Stored data:
* START *
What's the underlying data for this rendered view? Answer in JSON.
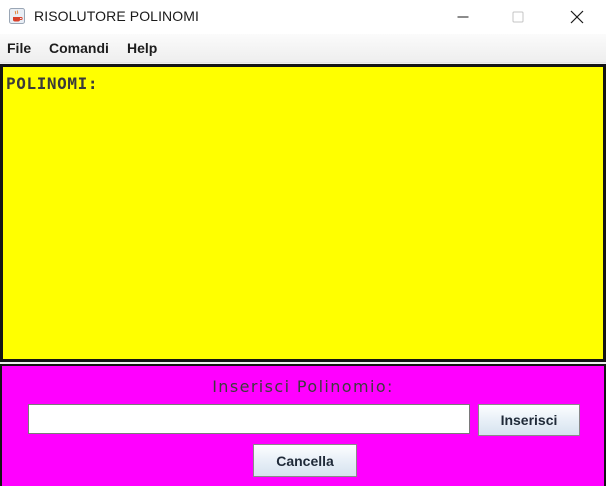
{
  "window": {
    "title": "RISOLUTORE POLINOMI",
    "icon": "java-cup-icon"
  },
  "menubar": {
    "items": [
      {
        "label": "File"
      },
      {
        "label": "Comandi"
      },
      {
        "label": "Help"
      }
    ]
  },
  "polynomials_panel": {
    "title": "POLINOMI:",
    "background": "#ffff00"
  },
  "input_panel": {
    "label": "Inserisci Polinomio:",
    "input_value": "",
    "insert_button": "Inserisci",
    "cancel_button": "Cancella",
    "background": "#ff00ff"
  }
}
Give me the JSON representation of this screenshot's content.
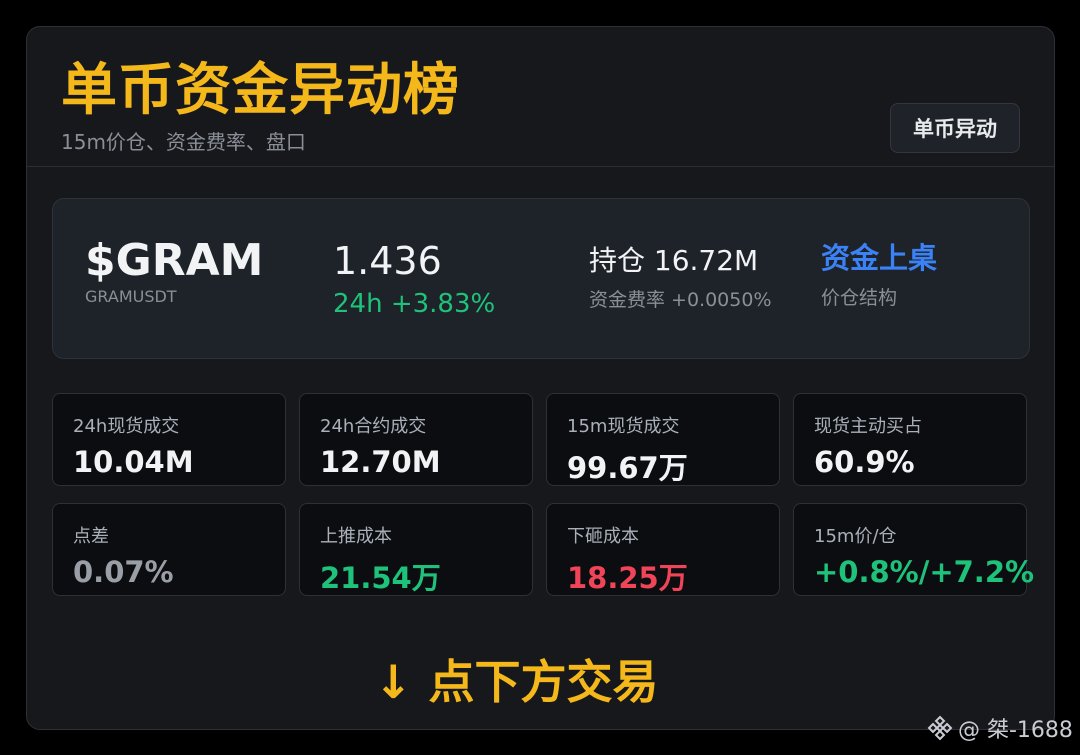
{
  "header": {
    "title": "单币资金异动榜",
    "subtitle": "15m价仓、资金费率、盘口",
    "tag_button": "单币异动"
  },
  "hero": {
    "symbol": "$GRAM",
    "pair": "GRAMUSDT",
    "price": "1.436",
    "change": "24h +3.83%",
    "open_interest": "持仓 16.72M",
    "funding_rate": "资金费率 +0.0050%",
    "flow_link": "资金上桌",
    "structure": "价仓结构"
  },
  "stats": [
    {
      "label": "24h现货成交",
      "value": "10.04M"
    },
    {
      "label": "24h合约成交",
      "value": "12.70M"
    },
    {
      "label": "15m现货成交",
      "value": "99.67万"
    },
    {
      "label": "现货主动买占",
      "value": "60.9%"
    },
    {
      "label": "点差",
      "value": "0.07%"
    },
    {
      "label": "上推成本",
      "value": "21.54万"
    },
    {
      "label": "下砸成本",
      "value": "18.25万"
    },
    {
      "label": "15m价/仓",
      "value": "+0.8%/+7.2%"
    }
  ],
  "colors": {
    "accent_gold": "#f5b81b",
    "positive_green": "#1fc27a",
    "negative_red": "#f04458",
    "link_blue": "#3b82f6"
  },
  "cta": "↓ 点下方交易",
  "watermark": {
    "icon": "binance-diamond-icon",
    "text": "@ 桀-1688"
  }
}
* END *
Goal: Gather from the records above every line containing the string "JSON".

Result below:
What's the underlying data for this rendered view? Answer in JSON.
Give me the JSON representation of this screenshot's content.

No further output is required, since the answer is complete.